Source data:
[Start of section]

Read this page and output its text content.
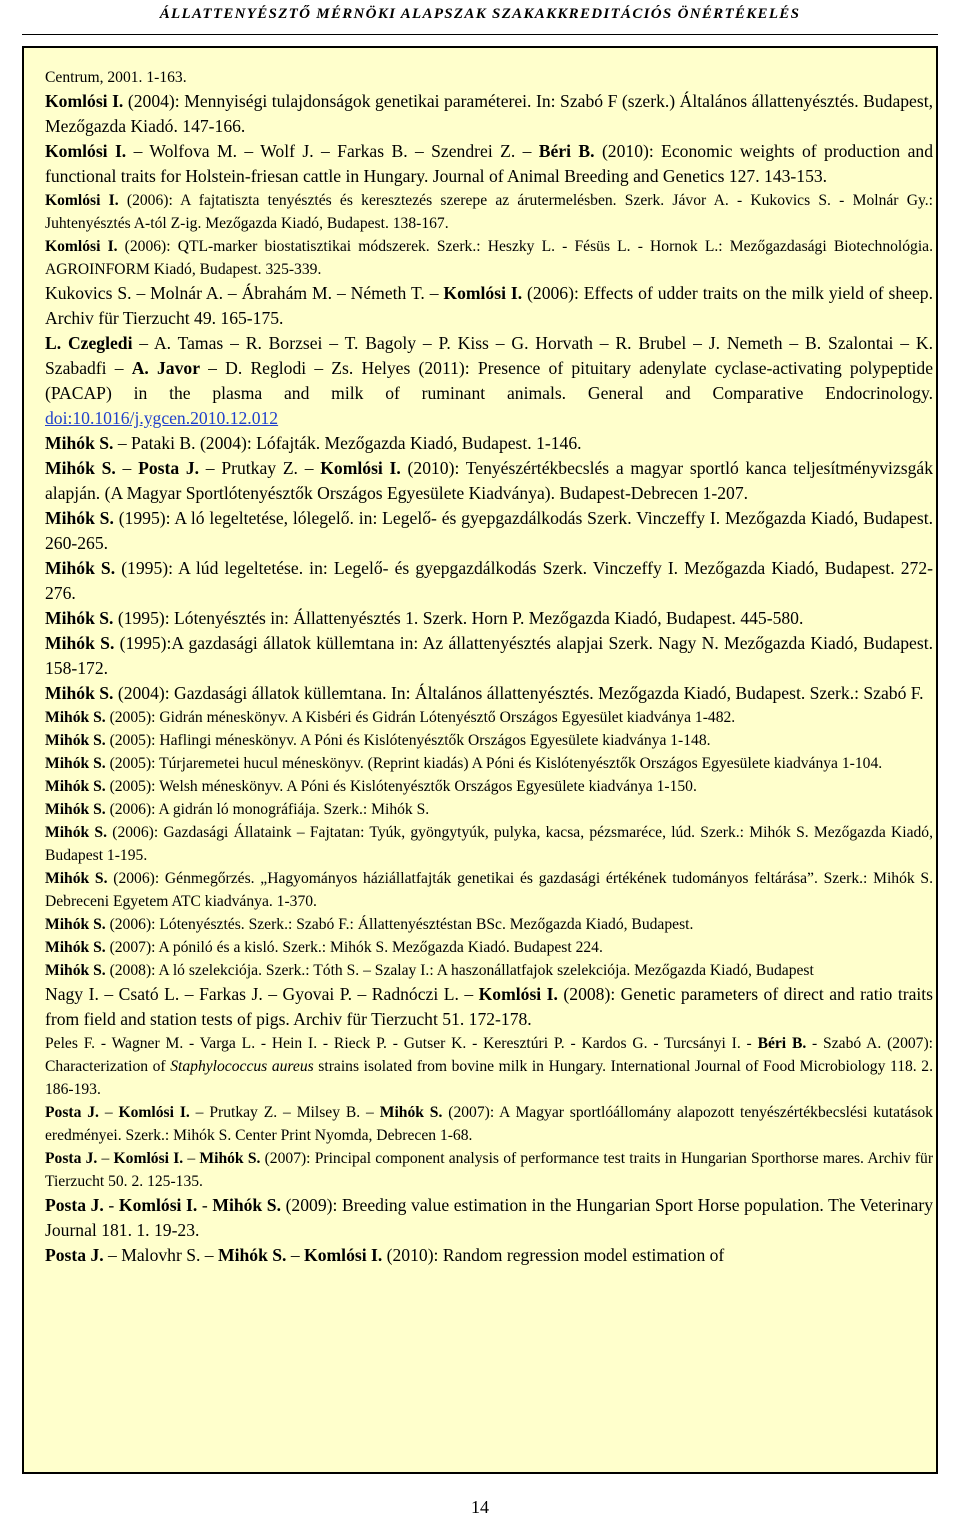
ÁLLATTENYÉSZTŐ MÉRNÖKI ALAPSZAK SZAKAKKREDITÁCIÓS ÖNÉRTÉKELÉS

Centrum, 2001. 1-163.

Komlósi I. (2004): Mennyiségi tulajdonságok genetikai paraméterei. In: Szabó F (szerk.) Általános állattenyésztés. Budapest, Mezőgazda Kiadó. 147-166.

Komlósi I. – Wolfova M. – Wolf J. – Farkas B. – Szendrei Z. – Béri B. (2010): Economic weights of production and functional traits for Holstein-friesan cattle in Hungary. Journal of Animal Breeding and Genetics 127. 143-153.

Komlósi I. (2006): A fajtatiszta tenyésztés és keresztezés szerepe az árutermelésben. Szerk. Jávor A. - Kukovics S. - Molnár Gy.: Juhtenyésztés A-tól Z-ig. Mezőgazda Kiadó, Budapest. 138-167.

Komlósi I. (2006): QTL-marker biostatisztikai módszerek. Szerk.: Heszky L. - Fésüs L. - Hornok L.: Mezőgazdasági Biotechnológia. AGROINFORM Kiadó, Budapest. 325-339.

Kukovics S. – Molnár A. – Ábrahám M. – Németh T. – Komlósi I. (2006): Effects of udder traits on the milk yield of sheep. Archiv für Tierzucht 49. 165-175.

L. Czegledi – A. Tamas – R. Borzsei – T. Bagoly – P. Kiss – G. Horvath – R. Brubel – J. Nemeth – B. Szalontai – K. Szabadfi – A. Javor – D. Reglodi – Zs. Helyes (2011): Presence of pituitary adenylate cyclase-activating polypeptide (PACAP) in the plasma and milk of ruminant animals. General and Comparative Endocrinology. doi:10.1016/j.ygcen.2010.12.012

Mihók S. – Pataki B. (2004): Lófajták. Mezőgazda Kiadó, Budapest. 1-146.

Mihók S. – Posta J. – Prutkay Z. – Komlósi I. (2010): Tenyészértékbecslés a magyar sportló kanca teljesítményvizsgák alapján. (A Magyar Sportlótenyésztők Országos Egyesülete Kiadványa). Budapest-Debrecen 1-207.

Mihók S. (1995): A ló legeltetése, lólegelő. in: Legelő- és gyepgazdálkodás Szerk. Vinczeffy I. Mezőgazda Kiadó, Budapest. 260-265.

Mihók S. (1995): A lúd legeltetése. in: Legelő- és gyepgazdálkodás Szerk. Vinczeffy I. Mezőgazda Kiadó, Budapest. 272-276.

Mihók S. (1995): Lótenyésztés in: Állattenyésztés 1. Szerk. Horn P. Mezőgazda Kiadó, Budapest. 445-580.

Mihók S. (1995):A gazdasági állatok küllemtana in: Az állattenyésztés alapjai Szerk. Nagy N. Mezőgazda Kiadó, Budapest. 158-172.

Mihók S. (2004): Gazdasági állatok küllemtana. In: Általános állattenyésztés. Mezőgazda Kiadó, Budapest. Szerk.: Szabó F.

Mihók S. (2005): Gidrán méneskönyv. A Kisbéri és Gidrán Lótenyésztő Országos Egyesület kiadványa 1-482.

Mihók S. (2005): Haflingi méneskönyv. A Póni és Kislótenyésztők Országos Egyesülete kiadványa 1-148.

Mihók S. (2005): Túrjaremetei hucul méneskönyv. (Reprint kiadás) A Póni és Kislótenyésztők Országos Egyesülete kiadványa 1-104.

Mihók S. (2005): Welsh méneskönyv. A Póni és Kislótenyésztők Országos Egyesülete kiadványa 1-150.

Mihók S. (2006): A gidrán ló monográfiája. Szerk.: Mihók S.

Mihók S. (2006): Gazdasági Állataink – Fajtatan: Tyúk, gyöngytyúk, pulyka, kacsa, pézsmaréce, lúd. Szerk.: Mihók S. Mezőgazda Kiadó, Budapest 1-195.

Mihók S. (2006): Génmegőrzés. „Hagyományos háziállatfajták genetikai és gazdasági értékének tudományos feltárása”. Szerk.: Mihók S. Debreceni Egyetem ATC kiadványa. 1-370.

Mihók S. (2006): Lótenyésztés. Szerk.: Szabó F.: Állattenyésztéstan BSc. Mezőgazda Kiadó, Budapest.

Mihók S. (2007): A póniló és a kisló. Szerk.: Mihók S. Mezőgazda Kiadó. Budapest 224.

Mihók S. (2008): A ló szelekciója. Szerk.: Tóth S. – Szalay I.: A haszonállatfajok szelekciója. Mezőgazda Kiadó, Budapest

Nagy I. – Csató L. – Farkas J. – Gyovai P. – Radnóczi L. – Komlósi I. (2008): Genetic parameters of direct and ratio traits from field and station tests of pigs. Archiv für Tierzucht 51. 172-178.

Peles F. - Wagner M. - Varga L. - Hein I. - Rieck P. - Gutser K. - Keresztúri P. - Kardos G. - Turcsányi I. - Béri B. - Szabó A. (2007): Characterization of Staphylococcus aureus strains isolated from bovine milk in Hungary. International Journal of Food Microbiology 118. 2. 186-193.

Posta J. – Komlósi I. – Prutkay Z. – Milsey B. – Mihók S. (2007): A Magyar sportlóállomány alapozott tenyészértékbecslési kutatások eredményei. Szerk.: Mihók S. Center Print Nyomda, Debrecen 1-68.

Posta J. – Komlósi I. – Mihók S. (2007): Principal component analysis of performance test traits in Hungarian Sporthorse mares. Archiv für Tierzucht 50. 2. 125-135.

Posta J. - Komlósi I. - Mihók S. (2009): Breeding value estimation in the Hungarian Sport Horse population. The Veterinary Journal 181. 1. 19-23.

Posta J. – Malovhr S. – Mihók S. – Komlósi I. (2010): Random regression model estimation of

14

[End of section]

• TASK OBJECTIVE: Write the data above out again exactly, minus its pictures.

• WRITTEN ANSWER:
Read this page and output its text content.
ÁLLATTENYÉSZTŐ MÉRNÖKI ALAPSZAK SZAKAKKREDITÁCIÓS ÖNÉRTÉKELÉS

Centrum, 2001. 1-163.

Komlósi I. (2004): Mennyiségi tulajdonságok genetikai paraméterei. In: Szabó F (szerk.) Általános állattenyésztés. Budapest, Mezőgazda Kiadó. 147-166.

Komlósi I. – Wolfova M. – Wolf J. – Farkas B. – Szendrei Z. – Béri B. (2010): Economic weights of production and functional traits for Holstein-friesan cattle in Hungary. Journal of Animal Breeding and Genetics 127. 143-153.

Komlósi I. (2006): A fajtatiszta tenyésztés és keresztezés szerepe az árutermelésben. Szerk. Jávor A. - Kukovics S. - Molnár Gy.: Juhtenyésztés A-tól Z-ig. Mezőgazda Kiadó, Budapest. 138-167.

Komlósi I. (2006): QTL-marker biostatisztikai módszerek. Szerk.: Heszky L. - Fésüs L. - Hornok L.: Mezőgazdasági Biotechnológia. AGROINFORM Kiadó, Budapest. 325-339.

Kukovics S. – Molnár A. – Ábrahám M. – Németh T. – Komlósi I. (2006): Effects of udder traits on the milk yield of sheep. Archiv für Tierzucht 49. 165-175.

L. Czegledi – A. Tamas – R. Borzsei – T. Bagoly – P. Kiss – G. Horvath – R. Brubel – J. Nemeth – B. Szalontai – K. Szabadfi – A. Javor – D. Reglodi – Zs. Helyes (2011): Presence of pituitary adenylate cyclase-activating polypeptide (PACAP) in the plasma and milk of ruminant animals. General and Comparative Endocrinology. doi:10.1016/j.ygcen.2010.12.012

Mihók S. – Pataki B. (2004): Lófajták. Mezőgazda Kiadó, Budapest. 1-146.

Mihók S. – Posta J. – Prutkay Z. – Komlósi I. (2010): Tenyészértékbecslés a magyar sportló kanca teljesítményvizsgák alapján. (A Magyar Sportlótenyésztők Országos Egyesülete Kiadványa). Budapest-Debrecen 1-207.

Mihók S. (1995): A ló legeltetése, lólegelő. in: Legelő- és gyepgazdálkodás Szerk. Vinczeffy I. Mezőgazda Kiadó, Budapest. 260-265.

Mihók S. (1995): A lúd legeltetése. in: Legelő- és gyepgazdálkodás Szerk. Vinczeffy I. Mezőgazda Kiadó, Budapest. 272-276.

Mihók S. (1995): Lótenyésztés in: Állattenyésztés 1. Szerk. Horn P. Mezőgazda Kiadó, Budapest. 445-580.

Mihók S. (1995):A gazdasági állatok küllemtana in: Az állattenyésztés alapjai Szerk. Nagy N. Mezőgazda Kiadó, Budapest. 158-172.

Mihók S. (2004): Gazdasági állatok küllemtana. In: Általános állattenyésztés. Mezőgazda Kiadó, Budapest. Szerk.: Szabó F.

Mihók S. (2005): Gidrán méneskönyv. A Kisbéri és Gidrán Lótenyésztő Országos Egyesület kiadványa 1-482.

Mihók S. (2005): Haflingi méneskönyv. A Póni és Kislótenyésztők Országos Egyesülete kiadványa 1-148.

Mihók S. (2005): Túrjaremetei hucul méneskönyv. (Reprint kiadás) A Póni és Kislótenyésztők Országos Egyesülete kiadványa 1-104.

Mihók S. (2005): Welsh méneskönyv. A Póni és Kislótenyésztők Országos Egyesülete kiadványa 1-150.

Mihók S. (2006): A gidrán ló monográfiája. Szerk.: Mihók S.

Mihók S. (2006): Gazdasági Állataink – Fajtatan: Tyúk, gyöngytyúk, pulyka, kacsa, pézsmaréce, lúd. Szerk.: Mihók S. Mezőgazda Kiadó, Budapest 1-195.

Mihók S. (2006): Génmegőrzés. „Hagyományos háziállatfajták genetikai és gazdasági értékének tudományos feltárása”. Szerk.: Mihók S. Debreceni Egyetem ATC kiadványa. 1-370.

Mihók S. (2006): Lótenyésztés. Szerk.: Szabó F.: Állattenyésztéstan BSc. Mezőgazda Kiadó, Budapest.

Mihók S. (2007): A póniló és a kisló. Szerk.: Mihók S. Mezőgazda Kiadó. Budapest 224.

Mihók S. (2008): A ló szelekciója. Szerk.: Tóth S. – Szalay I.: A haszonállatfajok szelekciója. Mezőgazda Kiadó, Budapest

Nagy I. – Csató L. – Farkas J. – Gyovai P. – Radnóczi L. – Komlósi I. (2008): Genetic parameters of direct and ratio traits from field and station tests of pigs. Archiv für Tierzucht 51. 172-178.

Peles F. - Wagner M. - Varga L. - Hein I. - Rieck P. - Gutser K. - Keresztúri P. - Kardos G. - Turcsányi I. - Béri B. - Szabó A. (2007): Characterization of Staphylococcus aureus strains isolated from bovine milk in Hungary. International Journal of Food Microbiology 118. 2. 186-193.

Posta J. – Komlósi I. – Prutkay Z. – Milsey B. – Mihók S. (2007): A Magyar sportlóállomány alapozott tenyészértékbecslési kutatások eredményei. Szerk.: Mihók S. Center Print Nyomda, Debrecen 1-68.

Posta J. – Komlósi I. – Mihók S. (2007): Principal component analysis of performance test traits in Hungarian Sporthorse mares. Archiv für Tierzucht 50. 2. 125-135.

Posta J. - Komlósi I. - Mihók S. (2009): Breeding value estimation in the Hungarian Sport Horse population. The Veterinary Journal 181. 1. 19-23.

Posta J. – Malovhr S. – Mihók S. – Komlósi I. (2010): Random regression model estimation of

14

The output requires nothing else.